→ **TASK PROMPT**: Give the lines between the line containing "Segment this screenshot: for" and the line containing "svg-text:ВП: 5,68 м²: ВП: 5,68", inclusive, as a JSON list of strings with one string per line, omitting blank lines.

→ **DATASET**:
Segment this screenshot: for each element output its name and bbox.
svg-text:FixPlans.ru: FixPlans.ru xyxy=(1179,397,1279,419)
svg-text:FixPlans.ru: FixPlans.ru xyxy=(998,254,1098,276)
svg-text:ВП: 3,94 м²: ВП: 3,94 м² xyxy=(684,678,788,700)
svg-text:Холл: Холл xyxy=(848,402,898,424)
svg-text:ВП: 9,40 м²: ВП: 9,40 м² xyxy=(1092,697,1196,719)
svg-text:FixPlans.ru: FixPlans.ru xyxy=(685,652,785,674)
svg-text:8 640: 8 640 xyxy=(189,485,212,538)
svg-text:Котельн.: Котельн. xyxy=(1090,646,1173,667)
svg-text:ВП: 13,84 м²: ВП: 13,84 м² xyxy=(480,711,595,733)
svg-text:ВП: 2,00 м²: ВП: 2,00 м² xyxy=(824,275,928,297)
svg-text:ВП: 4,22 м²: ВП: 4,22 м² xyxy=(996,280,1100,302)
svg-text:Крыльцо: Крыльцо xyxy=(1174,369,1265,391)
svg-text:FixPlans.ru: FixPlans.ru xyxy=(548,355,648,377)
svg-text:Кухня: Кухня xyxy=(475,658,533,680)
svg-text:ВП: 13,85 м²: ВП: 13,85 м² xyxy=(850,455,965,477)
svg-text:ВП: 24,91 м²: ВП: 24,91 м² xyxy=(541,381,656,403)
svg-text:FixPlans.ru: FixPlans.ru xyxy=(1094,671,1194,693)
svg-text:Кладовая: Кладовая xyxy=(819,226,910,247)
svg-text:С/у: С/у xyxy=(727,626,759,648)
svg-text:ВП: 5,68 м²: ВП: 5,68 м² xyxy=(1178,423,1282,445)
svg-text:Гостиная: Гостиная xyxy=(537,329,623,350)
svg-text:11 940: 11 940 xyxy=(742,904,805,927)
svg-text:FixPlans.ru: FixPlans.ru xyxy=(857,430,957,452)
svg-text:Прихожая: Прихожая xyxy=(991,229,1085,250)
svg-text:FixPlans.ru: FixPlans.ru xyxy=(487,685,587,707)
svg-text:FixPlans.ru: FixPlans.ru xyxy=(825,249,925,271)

...

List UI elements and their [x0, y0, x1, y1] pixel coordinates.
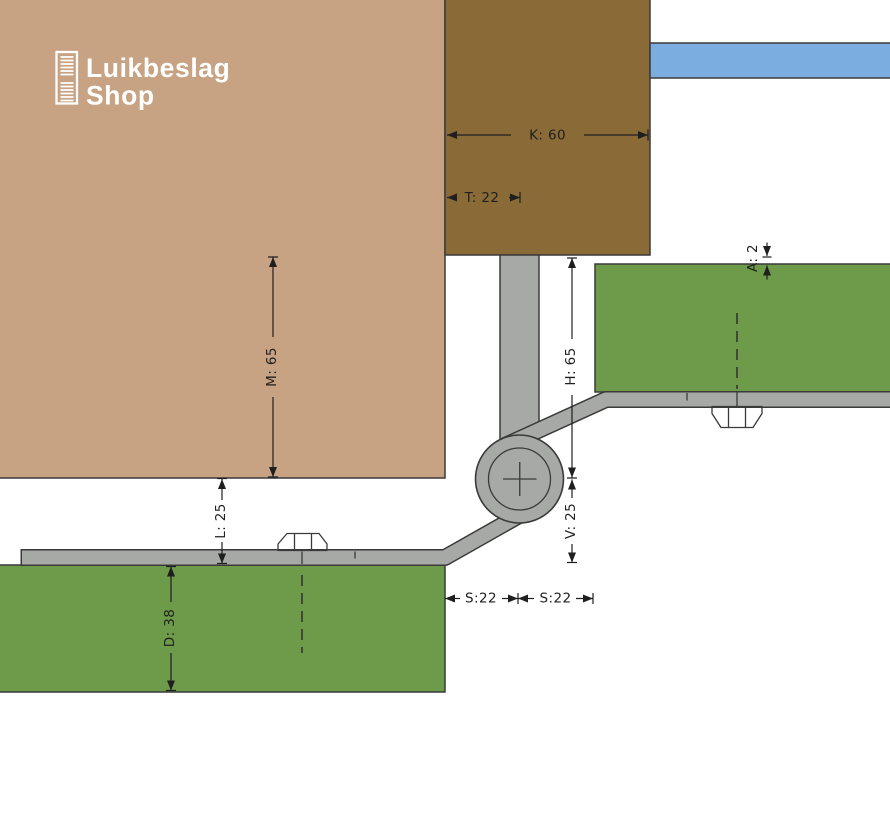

→ **EXPECTED ANSWER**:
[
  "Segment this screenshot: for each element output its name and bbox.",
  "svg-text:FixPlans.ru: FixPlans.ru xyxy=(1179,397,1279,419)",
  "svg-text:FixPlans.ru: FixPlans.ru xyxy=(998,254,1098,276)",
  "svg-text:ВП: 3,94 м²: ВП: 3,94 м² xyxy=(684,678,788,700)",
  "svg-text:Холл: Холл xyxy=(848,402,898,424)",
  "svg-text:ВП: 9,40 м²: ВП: 9,40 м² xyxy=(1092,697,1196,719)",
  "svg-text:FixPlans.ru: FixPlans.ru xyxy=(685,652,785,674)",
  "svg-text:8 640: 8 640 xyxy=(189,485,212,538)",
  "svg-text:Котельн.: Котельн. xyxy=(1090,646,1173,667)",
  "svg-text:ВП: 13,84 м²: ВП: 13,84 м² xyxy=(480,711,595,733)",
  "svg-text:ВП: 2,00 м²: ВП: 2,00 м² xyxy=(824,275,928,297)",
  "svg-text:ВП: 4,22 м²: ВП: 4,22 м² xyxy=(996,280,1100,302)",
  "svg-text:Крыльцо: Крыльцо xyxy=(1174,369,1265,391)",
  "svg-text:FixPlans.ru: FixPlans.ru xyxy=(548,355,648,377)",
  "svg-text:Кухня: Кухня xyxy=(475,658,533,680)",
  "svg-text:ВП: 13,85 м²: ВП: 13,85 м² xyxy=(850,455,965,477)",
  "svg-text:ВП: 24,91 м²: ВП: 24,91 м² xyxy=(541,381,656,403)",
  "svg-text:FixPlans.ru: FixPlans.ru xyxy=(1094,671,1194,693)",
  "svg-text:Кладовая: Кладовая xyxy=(819,226,910,247)",
  "svg-text:С/у: С/у xyxy=(727,626,759,648)",
  "svg-text:ВП: 5,68 м²: ВП: 5,68 м² xyxy=(1178,423,1282,445)"
]